▸ **Items**:
....
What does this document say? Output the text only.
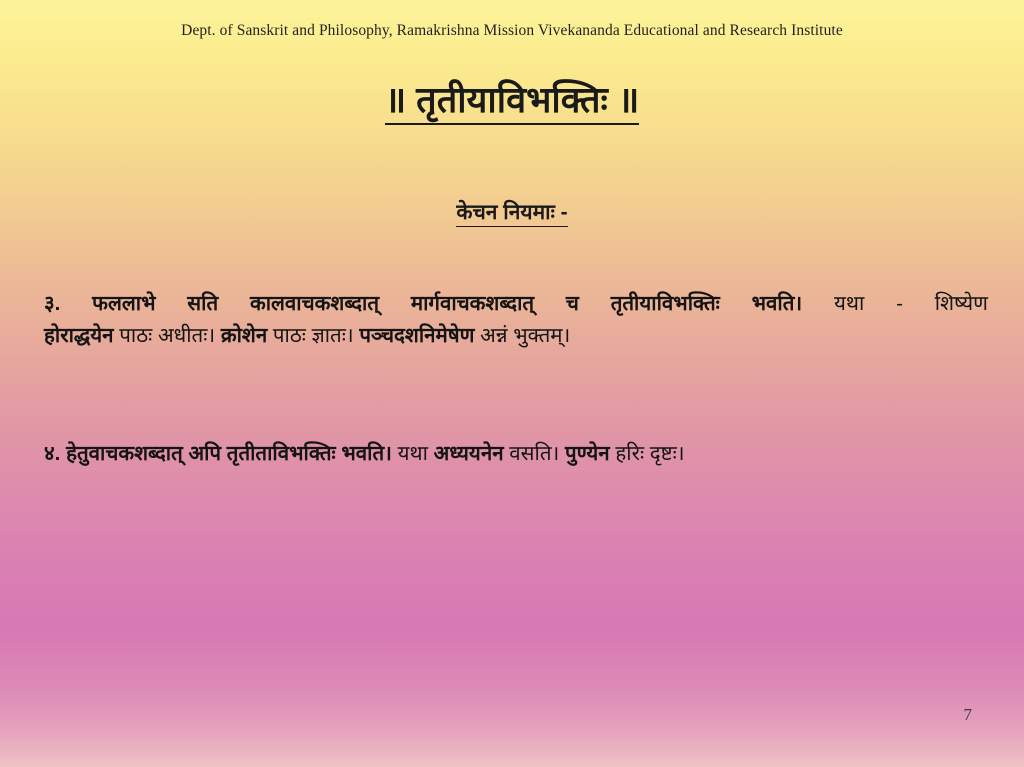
Dept. of Sanskrit and Philosophy, Ramakrishna Mission Vivekananda Educational and Research Institute
॥ तृतीयाविभक्तिः ॥
केचन नियमाः -
३. फललाभे सति कालवाचकशब्दात् मार्गवाचकशब्दात् च तृतीयाविभक्तिः भवति। यथा - शिष्येण
होराद्धयेन पाठः अधीतः। क्रोशेन पाठः ज्ञातः। पञ्चदशनिमेषेण अन्नं भुक्तम्।
४. हेतुवाचकशब्दात् अपि तृतीताविभक्तिः भवति। यथा अध्ययनेन वसति। पुण्येन हरिः दृष्टः।
7
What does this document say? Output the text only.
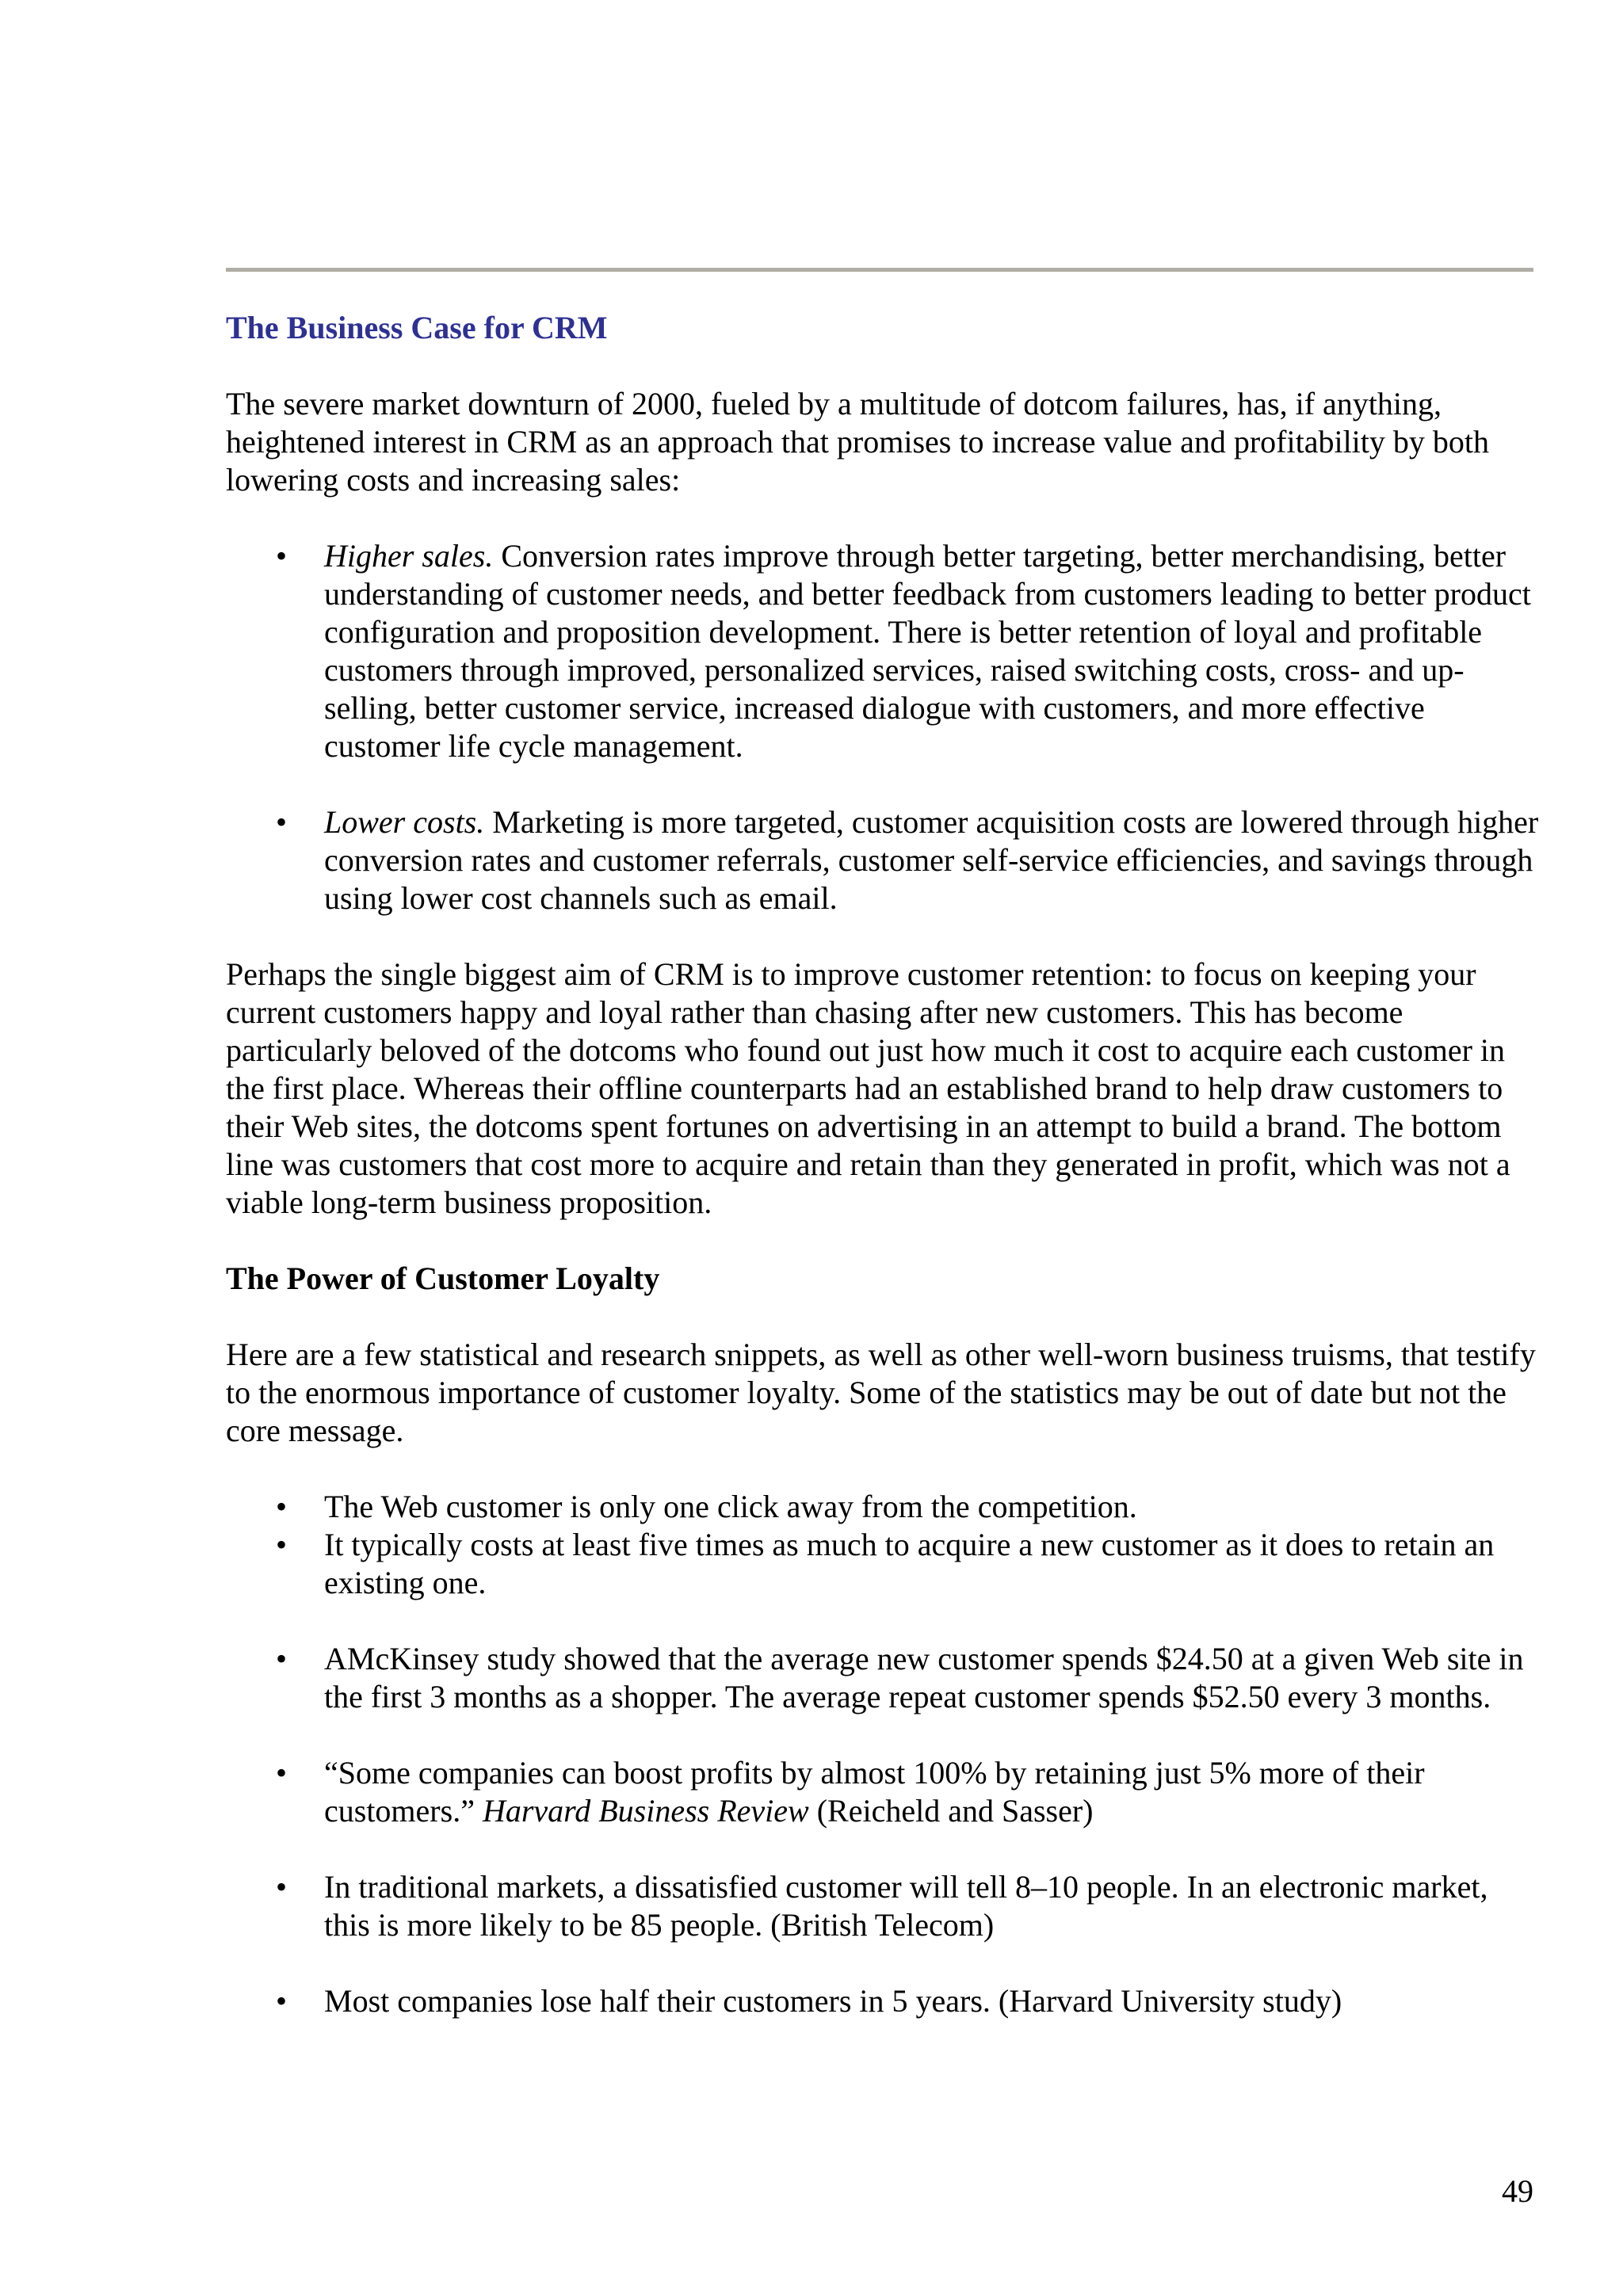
The Business Case for CRM

The severe market downturn of 2000, fueled by a multitude of dotcom failures, has, if anything, heightened interest in CRM as an approach that promises to increase value and profitability by both lowering costs and increasing sales:

• Higher sales. Conversion rates improve through better targeting, better merchandising, better understanding of customer needs, and better feedback from customers leading to better product configuration and proposition development. There is better retention of loyal and profitable customers through improved, personalized services, raised switching costs, cross- and up-selling, better customer service, increased dialogue with customers, and more effective customer life cycle management.
• Lower costs. Marketing is more targeted, customer acquisition costs are lowered through higher conversion rates and customer referrals, customer self-service efficiencies, and savings through using lower cost channels such as email.

Perhaps the single biggest aim of CRM is to improve customer retention: to focus on keeping your current customers happy and loyal rather than chasing after new customers. This has become particularly beloved of the dotcoms who found out just how much it cost to acquire each customer in the first place. Whereas their offline counterparts had an established brand to help draw customers to their Web sites, the dotcoms spent fortunes on advertising in an attempt to build a brand. The bottom line was customers that cost more to acquire and retain than they generated in profit, which was not a viable long-term business proposition.

The Power of Customer Loyalty

Here are a few statistical and research snippets, as well as other well-worn business truisms, that testify to the enormous importance of customer loyalty. Some of the statistics may be out of date but not the core message.

• The Web customer is only one click away from the competition.
• It typically costs at least five times as much to acquire a new customer as it does to retain an existing one.
• AMcKinsey study showed that the average new customer spends $24.50 at a given Web site in the first 3 months as a shopper. The average repeat customer spends $52.50 every 3 months.
• “Some companies can boost profits by almost 100% by retaining just 5% more of their customers.” Harvard Business Review (Reicheld and Sasser)
• In traditional markets, a dissatisfied customer will tell 8–10 people. In an electronic market, this is more likely to be 85 people. (British Telecom)
• Most companies lose half their customers in 5 years. (Harvard University study)
49
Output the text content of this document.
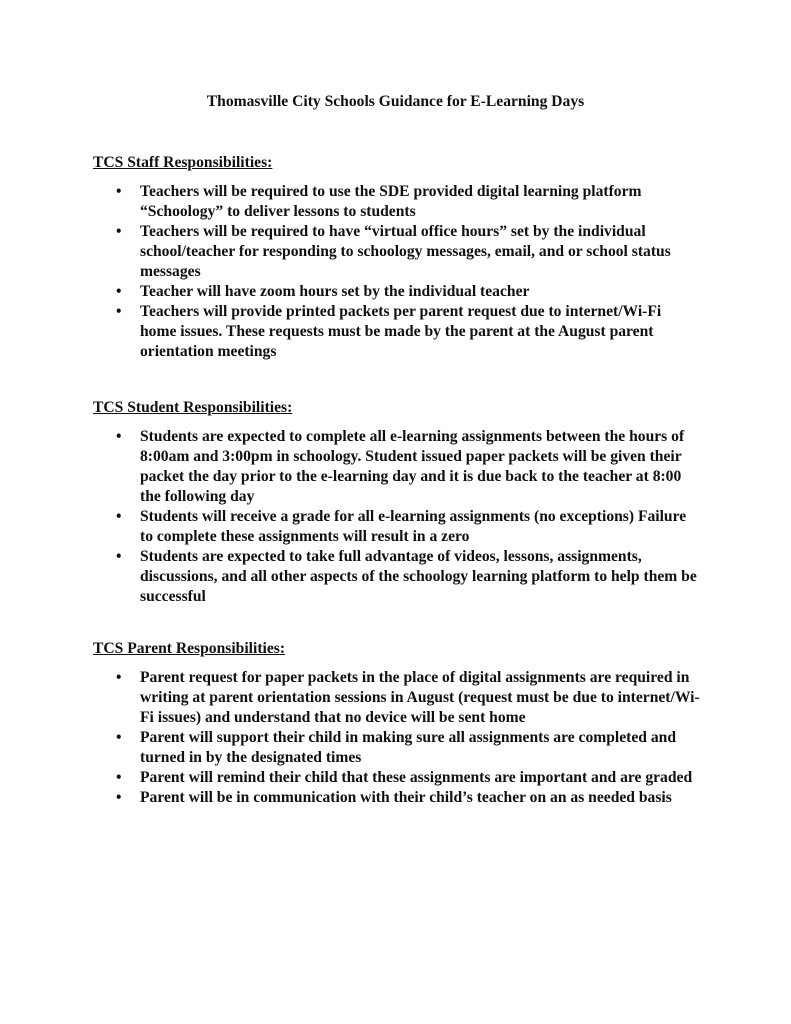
Thomasville City Schools Guidance for E-Learning Days
TCS Staff Responsibilities:
• Teachers will be required to use the SDE provided digital learning platform
“Schoology” to deliver lessons to students
• Teachers will be required to have “virtual office hours” set by the individual
school/teacher for responding to schoology messages, email, and or school status
messages
• Teacher will have zoom hours set by the individual teacher
• Teachers will provide printed packets per parent request due to internet/Wi-Fi
home issues. These requests must be made by the parent at the August parent
orientation meetings
TCS Student Responsibilities:
• Students are expected to complete all e-learning assignments between the hours of
8:00am and 3:00pm in schoology. Student issued paper packets will be given their
packet the day prior to the e-learning day and it is due back to the teacher at 8:00
the following day
• Students will receive a grade for all e-learning assignments (no exceptions) Failure
to complete these assignments will result in a zero
• Students are expected to take full advantage of videos, lessons, assignments,
discussions, and all other aspects of the schoology learning platform to help them be
successful
TCS Parent Responsibilities:
• Parent request for paper packets in the place of digital assignments are required in
writing at parent orientation sessions in August (request must be due to internet/Wi-
Fi issues) and understand that no device will be sent home
• Parent will support their child in making sure all assignments are completed and
turned in by the designated times
• Parent will remind their child that these assignments are important and are graded
• Parent will be in communication with their child’s teacher on an as needed basis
....
▸ **Written instruction**:
Copy every line above that holds the word "digital".

▸ **Solution below**:
• Teachers will be required to use the SDE provided digital learning platform
• Parent request for paper packets in the place of digital assignments are required in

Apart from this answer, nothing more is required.